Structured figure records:
○ ○ ○

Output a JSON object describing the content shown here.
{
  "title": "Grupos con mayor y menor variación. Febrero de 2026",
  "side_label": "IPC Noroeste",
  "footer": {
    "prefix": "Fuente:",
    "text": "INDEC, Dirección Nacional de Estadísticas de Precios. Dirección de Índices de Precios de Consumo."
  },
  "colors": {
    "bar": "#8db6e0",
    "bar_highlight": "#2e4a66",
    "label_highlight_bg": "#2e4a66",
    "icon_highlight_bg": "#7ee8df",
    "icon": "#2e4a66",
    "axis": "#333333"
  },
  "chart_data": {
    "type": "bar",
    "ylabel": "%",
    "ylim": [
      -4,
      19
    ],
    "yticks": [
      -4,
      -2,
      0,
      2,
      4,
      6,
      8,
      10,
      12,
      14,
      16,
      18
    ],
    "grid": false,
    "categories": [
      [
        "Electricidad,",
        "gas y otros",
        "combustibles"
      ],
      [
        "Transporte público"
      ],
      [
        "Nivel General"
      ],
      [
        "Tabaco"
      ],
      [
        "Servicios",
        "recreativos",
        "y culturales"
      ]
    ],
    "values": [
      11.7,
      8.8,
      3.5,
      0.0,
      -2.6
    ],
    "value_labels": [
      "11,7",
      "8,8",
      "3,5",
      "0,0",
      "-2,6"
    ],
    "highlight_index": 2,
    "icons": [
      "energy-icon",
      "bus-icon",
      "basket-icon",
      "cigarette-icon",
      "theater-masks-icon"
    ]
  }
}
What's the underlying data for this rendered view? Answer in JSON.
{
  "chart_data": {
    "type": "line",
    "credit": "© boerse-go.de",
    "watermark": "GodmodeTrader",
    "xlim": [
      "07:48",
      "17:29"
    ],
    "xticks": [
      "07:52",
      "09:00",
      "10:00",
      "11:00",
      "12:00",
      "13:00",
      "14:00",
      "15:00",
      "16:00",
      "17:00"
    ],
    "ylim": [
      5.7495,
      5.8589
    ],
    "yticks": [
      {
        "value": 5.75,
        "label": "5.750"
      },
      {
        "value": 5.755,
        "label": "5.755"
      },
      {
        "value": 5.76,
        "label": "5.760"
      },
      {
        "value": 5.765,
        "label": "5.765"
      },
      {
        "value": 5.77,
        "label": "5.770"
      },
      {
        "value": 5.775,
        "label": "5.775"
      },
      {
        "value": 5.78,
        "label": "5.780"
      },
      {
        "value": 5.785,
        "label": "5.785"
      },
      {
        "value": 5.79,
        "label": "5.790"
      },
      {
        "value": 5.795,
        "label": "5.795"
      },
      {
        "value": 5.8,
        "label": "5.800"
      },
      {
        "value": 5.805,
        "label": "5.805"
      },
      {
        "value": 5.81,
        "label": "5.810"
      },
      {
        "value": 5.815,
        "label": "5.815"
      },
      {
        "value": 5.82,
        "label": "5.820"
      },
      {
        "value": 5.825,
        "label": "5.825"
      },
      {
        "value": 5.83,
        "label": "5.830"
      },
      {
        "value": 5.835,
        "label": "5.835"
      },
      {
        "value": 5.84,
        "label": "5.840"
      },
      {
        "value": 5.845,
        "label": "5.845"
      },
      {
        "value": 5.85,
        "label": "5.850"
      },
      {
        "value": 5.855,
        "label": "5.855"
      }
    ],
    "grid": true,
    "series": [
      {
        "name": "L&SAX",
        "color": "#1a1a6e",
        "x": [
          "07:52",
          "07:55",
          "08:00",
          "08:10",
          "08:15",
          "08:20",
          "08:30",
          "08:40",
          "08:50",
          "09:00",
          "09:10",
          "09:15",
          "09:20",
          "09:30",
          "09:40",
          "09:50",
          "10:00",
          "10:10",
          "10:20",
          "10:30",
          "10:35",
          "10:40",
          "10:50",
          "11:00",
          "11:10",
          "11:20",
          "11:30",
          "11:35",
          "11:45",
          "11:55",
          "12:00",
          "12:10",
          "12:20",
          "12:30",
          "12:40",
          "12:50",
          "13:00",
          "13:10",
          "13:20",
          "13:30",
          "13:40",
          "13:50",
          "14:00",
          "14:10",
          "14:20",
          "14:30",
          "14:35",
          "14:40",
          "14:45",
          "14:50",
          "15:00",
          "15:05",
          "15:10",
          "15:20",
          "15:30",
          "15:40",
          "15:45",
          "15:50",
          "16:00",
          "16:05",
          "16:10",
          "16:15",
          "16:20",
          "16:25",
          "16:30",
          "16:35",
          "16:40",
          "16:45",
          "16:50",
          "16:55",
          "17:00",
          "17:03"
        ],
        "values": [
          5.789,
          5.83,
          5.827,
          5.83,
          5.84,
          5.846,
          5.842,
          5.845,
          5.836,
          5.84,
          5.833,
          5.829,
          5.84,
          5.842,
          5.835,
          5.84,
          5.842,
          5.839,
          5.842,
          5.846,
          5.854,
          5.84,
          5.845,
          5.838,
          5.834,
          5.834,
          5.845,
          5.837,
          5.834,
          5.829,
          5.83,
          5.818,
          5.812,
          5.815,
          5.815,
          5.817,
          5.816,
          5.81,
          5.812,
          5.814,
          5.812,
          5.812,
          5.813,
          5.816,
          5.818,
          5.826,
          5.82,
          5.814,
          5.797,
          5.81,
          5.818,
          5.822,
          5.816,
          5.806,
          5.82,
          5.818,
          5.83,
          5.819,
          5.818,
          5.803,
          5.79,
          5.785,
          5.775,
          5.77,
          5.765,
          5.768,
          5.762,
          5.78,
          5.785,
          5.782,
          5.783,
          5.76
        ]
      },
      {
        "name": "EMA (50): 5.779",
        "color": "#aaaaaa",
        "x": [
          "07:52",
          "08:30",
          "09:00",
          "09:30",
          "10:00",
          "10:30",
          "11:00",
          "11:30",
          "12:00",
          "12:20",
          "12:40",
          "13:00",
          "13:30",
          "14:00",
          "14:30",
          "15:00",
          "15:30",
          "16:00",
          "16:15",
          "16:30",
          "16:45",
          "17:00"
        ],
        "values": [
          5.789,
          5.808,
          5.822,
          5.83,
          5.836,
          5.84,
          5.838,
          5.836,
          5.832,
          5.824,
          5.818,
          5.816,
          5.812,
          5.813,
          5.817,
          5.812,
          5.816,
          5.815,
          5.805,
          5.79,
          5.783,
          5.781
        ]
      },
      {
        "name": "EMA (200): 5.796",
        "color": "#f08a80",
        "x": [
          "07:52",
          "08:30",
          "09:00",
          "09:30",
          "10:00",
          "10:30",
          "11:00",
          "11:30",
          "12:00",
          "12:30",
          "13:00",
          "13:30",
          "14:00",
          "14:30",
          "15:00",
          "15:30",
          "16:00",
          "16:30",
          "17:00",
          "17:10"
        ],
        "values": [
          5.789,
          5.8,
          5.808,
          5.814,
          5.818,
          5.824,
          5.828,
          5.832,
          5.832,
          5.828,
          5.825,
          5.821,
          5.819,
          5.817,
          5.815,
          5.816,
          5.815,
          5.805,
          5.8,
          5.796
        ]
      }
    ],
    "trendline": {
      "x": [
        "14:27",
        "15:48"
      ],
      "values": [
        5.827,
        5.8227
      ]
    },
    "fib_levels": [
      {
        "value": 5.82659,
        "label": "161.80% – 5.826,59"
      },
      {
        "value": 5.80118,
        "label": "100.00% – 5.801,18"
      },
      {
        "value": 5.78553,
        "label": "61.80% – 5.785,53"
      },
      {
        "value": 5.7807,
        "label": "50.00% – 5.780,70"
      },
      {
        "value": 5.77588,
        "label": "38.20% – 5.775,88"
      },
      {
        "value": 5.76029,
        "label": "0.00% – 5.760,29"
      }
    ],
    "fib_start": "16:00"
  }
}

○ ○ ○

*REQUIRED TASK:* Print the whole listing exactly as it is.

*WRITTEN SOLUTION:*
Output a JSON object describing the content shown here.
{
  "title": "Grupos con mayor y menor variación. Febrero de 2026",
  "side_label": "IPC Noroeste",
  "footer": {
    "prefix": "Fuente:",
    "text": "INDEC, Dirección Nacional de Estadísticas de Precios. Dirección de Índices de Precios de Consumo."
  },
  "colors": {
    "bar": "#8db6e0",
    "bar_highlight": "#2e4a66",
    "label_highlight_bg": "#2e4a66",
    "icon_highlight_bg": "#7ee8df",
    "icon": "#2e4a66",
    "axis": "#333333"
  },
  "chart_data": {
    "type": "bar",
    "ylabel": "%",
    "ylim": [
      -4,
      19
    ],
    "yticks": [
      -4,
      -2,
      0,
      2,
      4,
      6,
      8,
      10,
      12,
      14,
      16,
      18
    ],
    "grid": false,
    "categories": [
      [
        "Electricidad,",
        "gas y otros",
        "combustibles"
      ],
      [
        "Transporte público"
      ],
      [
        "Nivel General"
      ],
      [
        "Tabaco"
      ],
      [
        "Servicios",
        "recreativos",
        "y culturales"
      ]
    ],
    "values": [
      11.7,
      8.8,
      3.5,
      0.0,
      -2.6
    ],
    "value_labels": [
      "11,7",
      "8,8",
      "3,5",
      "0,0",
      "-2,6"
    ],
    "highlight_index": 2,
    "icons": [
      "energy-icon",
      "bus-icon",
      "basket-icon",
      "cigarette-icon",
      "theater-masks-icon"
    ]
  }
}
What's the underlying data for this rendered view? Answer in JSON.
{
  "chart_data": {
    "type": "line",
    "credit": "© boerse-go.de",
    "watermark": "GodmodeTrader",
    "xlim": [
      "07:48",
      "17:29"
    ],
    "xticks": [
      "07:52",
      "09:00",
      "10:00",
      "11:00",
      "12:00",
      "13:00",
      "14:00",
      "15:00",
      "16:00",
      "17:00"
    ],
    "ylim": [
      5.7495,
      5.8589
    ],
    "yticks": [
      {
        "value": 5.75,
        "label": "5.750"
      },
      {
        "value": 5.755,
        "label": "5.755"
      },
      {
        "value": 5.76,
        "label": "5.760"
      },
      {
        "value": 5.765,
        "label": "5.765"
      },
      {
        "value": 5.77,
        "label": "5.770"
      },
      {
        "value": 5.775,
        "label": "5.775"
      },
      {
        "value": 5.78,
        "label": "5.780"
      },
      {
        "value": 5.785,
        "label": "5.785"
      },
      {
        "value": 5.79,
        "label": "5.790"
      },
      {
        "value": 5.795,
        "label": "5.795"
      },
      {
        "value": 5.8,
        "label": "5.800"
      },
      {
        "value": 5.805,
        "label": "5.805"
      },
      {
        "value": 5.81,
        "label": "5.810"
      },
      {
        "value": 5.815,
        "label": "5.815"
      },
      {
        "value": 5.82,
        "label": "5.820"
      },
      {
        "value": 5.825,
        "label": "5.825"
      },
      {
        "value": 5.83,
        "label": "5.830"
      },
      {
        "value": 5.835,
        "label": "5.835"
      },
      {
        "value": 5.84,
        "label": "5.840"
      },
      {
        "value": 5.845,
        "label": "5.845"
      },
      {
        "value": 5.85,
        "label": "5.850"
      },
      {
        "value": 5.855,
        "label": "5.855"
      }
    ],
    "grid": true,
    "series": [
      {
        "name": "L&SAX",
        "color": "#1a1a6e",
        "x": [
          "07:52",
          "07:55",
          "08:00",
          "08:10",
          "08:15",
          "08:20",
          "08:30",
          "08:40",
          "08:50",
          "09:00",
          "09:10",
          "09:15",
          "09:20",
          "09:30",
          "09:40",
          "09:50",
          "10:00",
          "10:10",
          "10:20",
          "10:30",
          "10:35",
          "10:40",
          "10:50",
          "11:00",
          "11:10",
          "11:20",
          "11:30",
          "11:35",
          "11:45",
          "11:55",
          "12:00",
          "12:10",
          "12:20",
          "12:30",
          "12:40",
          "12:50",
          "13:00",
          "13:10",
          "13:20",
          "13:30",
          "13:40",
          "13:50",
          "14:00",
          "14:10",
          "14:20",
          "14:30",
          "14:35",
          "14:40",
          "14:45",
          "14:50",
          "15:00",
          "15:05",
          "15:10",
          "15:20",
          "15:30",
          "15:40",
          "15:45",
          "15:50",
          "16:00",
          "16:05",
          "16:10",
          "16:15",
          "16:20",
          "16:25",
          "16:30",
          "16:35",
          "16:40",
          "16:45",
          "16:50",
          "16:55",
          "17:00",
          "17:03"
        ],
        "values": [
          5.789,
          5.83,
          5.827,
          5.83,
          5.84,
          5.846,
          5.842,
          5.845,
          5.836,
          5.84,
          5.833,
          5.829,
          5.84,
          5.842,
          5.835,
          5.84,
          5.842,
          5.839,
          5.842,
          5.846,
          5.854,
          5.84,
          5.845,
          5.838,
          5.834,
          5.834,
          5.845,
          5.837,
          5.834,
          5.829,
          5.83,
          5.818,
          5.812,
          5.815,
          5.815,
          5.817,
          5.816,
          5.81,
          5.812,
          5.814,
          5.812,
          5.812,
          5.813,
          5.816,
          5.818,
          5.826,
          5.82,
          5.814,
          5.797,
          5.81,
          5.818,
          5.822,
          5.816,
          5.806,
          5.82,
          5.818,
          5.83,
          5.819,
          5.818,
          5.803,
          5.79,
          5.785,
          5.775,
          5.77,
          5.765,
          5.768,
          5.762,
          5.78,
          5.785,
          5.782,
          5.783,
          5.76
        ]
      },
      {
        "name": "EMA (50): 5.779",
        "color": "#aaaaaa",
        "x": [
          "07:52",
          "08:30",
          "09:00",
          "09:30",
          "10:00",
          "10:30",
          "11:00",
          "11:30",
          "12:00",
          "12:20",
          "12:40",
          "13:00",
          "13:30",
          "14:00",
          "14:30",
          "15:00",
          "15:30",
          "16:00",
          "16:15",
          "16:30",
          "16:45",
          "17:00"
        ],
        "values": [
          5.789,
          5.808,
          5.822,
          5.83,
          5.836,
          5.84,
          5.838,
          5.836,
          5.832,
          5.824,
          5.818,
          5.816,
          5.812,
          5.813,
          5.817,
          5.812,
          5.816,
          5.815,
          5.805,
          5.79,
          5.783,
          5.781
        ]
      },
      {
        "name": "EMA (200): 5.796",
        "color": "#f08a80",
        "x": [
          "07:52",
          "08:30",
          "09:00",
          "09:30",
          "10:00",
          "10:30",
          "11:00",
          "11:30",
          "12:00",
          "12:30",
          "13:00",
          "13:30",
          "14:00",
          "14:30",
          "15:00",
          "15:30",
          "16:00",
          "16:30",
          "17:00",
          "17:10"
        ],
        "values": [
          5.789,
          5.8,
          5.808,
          5.814,
          5.818,
          5.824,
          5.828,
          5.832,
          5.832,
          5.828,
          5.825,
          5.821,
          5.819,
          5.817,
          5.815,
          5.816,
          5.815,
          5.805,
          5.8,
          5.796
        ]
      }
    ],
    "trendline": {
      "x": [
        "14:27",
        "15:48"
      ],
      "values": [
        5.827,
        5.8227
      ]
    },
    "fib_levels": [
      {
        "value": 5.82659,
        "label": "161.80% – 5.826,59"
      },
      {
        "value": 5.80118,
        "label": "100.00% – 5.801,18"
      },
      {
        "value": 5.78553,
        "label": "61.80% – 5.785,53"
      },
      {
        "value": 5.7807,
        "label": "50.00% – 5.780,70"
      },
      {
        "value": 5.77588,
        "label": "38.20% – 5.775,88"
      },
      {
        "value": 5.76029,
        "label": "0.00% – 5.760,29"
      }
    ],
    "fib_start": "16:00"
  }
}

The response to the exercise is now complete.